Among the 39 studies that reported how MA was measured, self-reported values were used in 23 studies. Of these 23 studies, 12 used the Morisky Medication Adherence Scale (MMAS, MMAS-1, MMAS-4, or MMAS-8), 7 studies asked the participant to report whether they had taken the medication, and 1 study each used the 24-item Patient Medication Adherence Questionnaire, Medication Adherence Report Scale, Morisky- Green-Levine Measure of Patient Adherence to Medical Regimens, and Hill-Bone Blood Pressure Therapy Compliance Scale.

Objective MA criteria were used in 24 studies. None of the reviewed studies used direct measures; however, digital medicine (DM) was used in 2 pilot studies. DM is created by attaching an ingestible sensor to each pill that sends a signal to a wearable device when digested. With the help of precise recording of ingestion, the 2 studies were able to capture timing adherence (within ±1 hour around the prescribed dosing time). They were also the only studies that measured ingestion adherence. The most common MA measures were those based on secondary database analyses, such as pharmacy records or dispensing data (11 studies), where 6 studies used proportion of days covered, 1 study used pharmacy refill rate [33], and the remaining 4 studies either did not mention any specific equation or proposed their own. Electronic pill boxes (ePill) or medicine blisters were used in 7 studies, not always as a Medication Events Monitoring System but mainly to count the number of pills/doses taken by the patient. Finally, manual pill count was used in 4 studies.

[Saved entries]

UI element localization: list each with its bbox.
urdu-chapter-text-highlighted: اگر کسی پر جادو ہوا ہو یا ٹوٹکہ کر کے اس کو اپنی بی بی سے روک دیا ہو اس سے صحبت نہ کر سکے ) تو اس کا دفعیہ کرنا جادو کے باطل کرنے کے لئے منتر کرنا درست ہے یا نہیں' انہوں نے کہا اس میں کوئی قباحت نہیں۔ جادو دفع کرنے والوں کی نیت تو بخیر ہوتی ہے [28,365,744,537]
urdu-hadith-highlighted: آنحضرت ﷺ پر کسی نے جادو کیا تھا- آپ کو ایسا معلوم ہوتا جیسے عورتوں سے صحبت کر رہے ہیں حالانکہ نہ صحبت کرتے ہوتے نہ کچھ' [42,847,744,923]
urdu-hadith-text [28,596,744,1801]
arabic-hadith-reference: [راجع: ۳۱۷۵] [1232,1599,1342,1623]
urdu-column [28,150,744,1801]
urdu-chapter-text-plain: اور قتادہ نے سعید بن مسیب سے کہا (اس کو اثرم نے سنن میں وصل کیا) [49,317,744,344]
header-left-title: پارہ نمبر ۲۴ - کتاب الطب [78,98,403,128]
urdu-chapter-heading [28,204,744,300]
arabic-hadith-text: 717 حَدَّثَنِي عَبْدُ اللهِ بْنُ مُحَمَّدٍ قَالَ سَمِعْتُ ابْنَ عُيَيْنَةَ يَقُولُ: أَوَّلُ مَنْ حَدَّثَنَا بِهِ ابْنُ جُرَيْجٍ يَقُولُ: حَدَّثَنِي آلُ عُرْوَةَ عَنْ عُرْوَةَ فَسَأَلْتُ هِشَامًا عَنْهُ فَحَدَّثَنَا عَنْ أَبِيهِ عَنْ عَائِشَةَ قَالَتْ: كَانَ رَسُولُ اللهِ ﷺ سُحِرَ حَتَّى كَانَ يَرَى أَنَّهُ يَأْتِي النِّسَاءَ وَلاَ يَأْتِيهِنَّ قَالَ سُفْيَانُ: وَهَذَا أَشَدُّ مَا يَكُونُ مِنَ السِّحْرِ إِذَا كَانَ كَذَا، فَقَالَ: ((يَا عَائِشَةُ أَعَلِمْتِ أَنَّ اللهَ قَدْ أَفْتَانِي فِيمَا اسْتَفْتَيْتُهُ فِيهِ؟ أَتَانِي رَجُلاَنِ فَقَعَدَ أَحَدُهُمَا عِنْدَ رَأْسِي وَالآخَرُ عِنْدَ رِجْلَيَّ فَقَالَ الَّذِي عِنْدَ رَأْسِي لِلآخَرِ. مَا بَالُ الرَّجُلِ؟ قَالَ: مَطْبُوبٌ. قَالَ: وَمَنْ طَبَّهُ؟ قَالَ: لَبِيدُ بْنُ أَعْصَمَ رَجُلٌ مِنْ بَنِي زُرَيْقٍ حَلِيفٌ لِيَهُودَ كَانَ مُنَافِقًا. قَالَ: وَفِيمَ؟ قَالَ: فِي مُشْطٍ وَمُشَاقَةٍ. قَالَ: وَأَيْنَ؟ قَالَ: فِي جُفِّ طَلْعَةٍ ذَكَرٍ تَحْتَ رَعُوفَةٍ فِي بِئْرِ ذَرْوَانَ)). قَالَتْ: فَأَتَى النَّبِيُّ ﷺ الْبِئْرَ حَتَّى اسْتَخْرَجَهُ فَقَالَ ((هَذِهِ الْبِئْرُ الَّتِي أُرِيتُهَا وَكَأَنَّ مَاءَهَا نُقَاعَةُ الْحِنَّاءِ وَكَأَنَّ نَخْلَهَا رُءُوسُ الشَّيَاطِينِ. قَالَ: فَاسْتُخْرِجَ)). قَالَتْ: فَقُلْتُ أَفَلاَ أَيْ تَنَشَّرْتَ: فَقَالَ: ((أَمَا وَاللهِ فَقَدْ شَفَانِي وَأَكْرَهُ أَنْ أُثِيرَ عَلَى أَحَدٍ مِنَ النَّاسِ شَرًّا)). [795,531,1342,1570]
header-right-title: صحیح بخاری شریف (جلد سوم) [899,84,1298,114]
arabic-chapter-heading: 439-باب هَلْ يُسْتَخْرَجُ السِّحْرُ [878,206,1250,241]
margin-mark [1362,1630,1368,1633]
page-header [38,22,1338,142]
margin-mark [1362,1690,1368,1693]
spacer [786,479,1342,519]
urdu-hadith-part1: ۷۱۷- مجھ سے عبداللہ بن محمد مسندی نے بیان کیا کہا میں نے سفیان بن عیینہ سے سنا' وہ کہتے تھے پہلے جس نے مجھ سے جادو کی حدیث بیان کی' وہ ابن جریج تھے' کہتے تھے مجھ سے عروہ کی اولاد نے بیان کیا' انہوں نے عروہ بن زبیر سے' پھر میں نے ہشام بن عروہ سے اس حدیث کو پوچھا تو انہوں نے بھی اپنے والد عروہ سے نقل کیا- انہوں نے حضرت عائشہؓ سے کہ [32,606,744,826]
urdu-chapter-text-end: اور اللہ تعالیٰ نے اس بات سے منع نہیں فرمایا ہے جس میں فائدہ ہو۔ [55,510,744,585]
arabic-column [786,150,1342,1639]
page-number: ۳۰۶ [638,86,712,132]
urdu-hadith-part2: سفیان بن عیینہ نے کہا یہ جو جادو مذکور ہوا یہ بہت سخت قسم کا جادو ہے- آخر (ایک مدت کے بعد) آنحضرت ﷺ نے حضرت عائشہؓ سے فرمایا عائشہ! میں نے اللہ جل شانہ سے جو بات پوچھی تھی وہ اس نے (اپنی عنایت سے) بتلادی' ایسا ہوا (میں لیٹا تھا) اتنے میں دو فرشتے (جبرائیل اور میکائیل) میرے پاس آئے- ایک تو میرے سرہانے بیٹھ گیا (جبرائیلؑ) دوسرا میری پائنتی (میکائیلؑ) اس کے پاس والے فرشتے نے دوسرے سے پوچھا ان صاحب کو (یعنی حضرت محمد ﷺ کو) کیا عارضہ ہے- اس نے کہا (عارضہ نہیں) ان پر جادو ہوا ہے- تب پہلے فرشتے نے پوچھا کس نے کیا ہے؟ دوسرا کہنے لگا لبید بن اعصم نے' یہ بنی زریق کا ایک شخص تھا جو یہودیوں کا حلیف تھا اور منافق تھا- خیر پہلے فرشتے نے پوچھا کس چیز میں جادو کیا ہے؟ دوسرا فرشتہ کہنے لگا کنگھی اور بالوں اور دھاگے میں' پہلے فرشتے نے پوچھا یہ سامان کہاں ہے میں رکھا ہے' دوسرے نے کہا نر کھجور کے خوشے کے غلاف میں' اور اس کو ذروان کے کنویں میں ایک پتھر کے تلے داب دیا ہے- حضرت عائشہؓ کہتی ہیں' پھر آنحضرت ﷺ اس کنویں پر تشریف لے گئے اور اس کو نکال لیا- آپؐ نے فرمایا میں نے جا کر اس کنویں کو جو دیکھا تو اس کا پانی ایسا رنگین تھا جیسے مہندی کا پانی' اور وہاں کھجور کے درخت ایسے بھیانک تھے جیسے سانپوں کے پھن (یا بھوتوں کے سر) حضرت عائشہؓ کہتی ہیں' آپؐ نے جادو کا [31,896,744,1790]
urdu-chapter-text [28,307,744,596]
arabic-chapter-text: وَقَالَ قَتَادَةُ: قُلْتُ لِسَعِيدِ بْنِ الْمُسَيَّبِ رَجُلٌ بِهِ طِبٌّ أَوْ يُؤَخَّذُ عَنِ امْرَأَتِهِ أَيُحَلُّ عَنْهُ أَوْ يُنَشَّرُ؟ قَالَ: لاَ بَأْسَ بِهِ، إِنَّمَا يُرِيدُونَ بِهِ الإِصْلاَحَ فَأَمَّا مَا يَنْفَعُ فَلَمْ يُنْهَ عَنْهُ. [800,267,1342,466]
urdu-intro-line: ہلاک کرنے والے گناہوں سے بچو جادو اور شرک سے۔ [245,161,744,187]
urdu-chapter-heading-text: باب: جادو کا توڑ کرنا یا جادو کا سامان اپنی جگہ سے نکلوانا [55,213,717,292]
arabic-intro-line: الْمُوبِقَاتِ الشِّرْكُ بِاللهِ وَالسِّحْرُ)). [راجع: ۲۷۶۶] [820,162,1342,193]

## WORK TASK 1
According to the passage on measuring medication adherence, how many studies used a manual pill count?
## WORK TASK 2
Reproduce the passage on measuring medication adherence, starting with "Among the 39" and going on through "Therapy Compliance Scale.".

## RESULT 1
Four studies used a manual pill count.

## RESULT 2
Among the 39 studies that reported how MA was measured, self-reported values were used in 23 studies. Of these 23 studies, 12 used the Morisky Medication Adherence Scale (MMAS, MMAS-1, MMAS-4, or MMAS-8), 7 studies asked the participant to report whether they had taken the medication, and 1 study each used the 24-item Patient Medication Adherence Questionnaire, Medication Adherence Report Scale, Morisky- Green-Levine Measure of Patient Adherence to Medical Regimens, and Hill-Bone Blood Pressure Therapy Compliance Scale.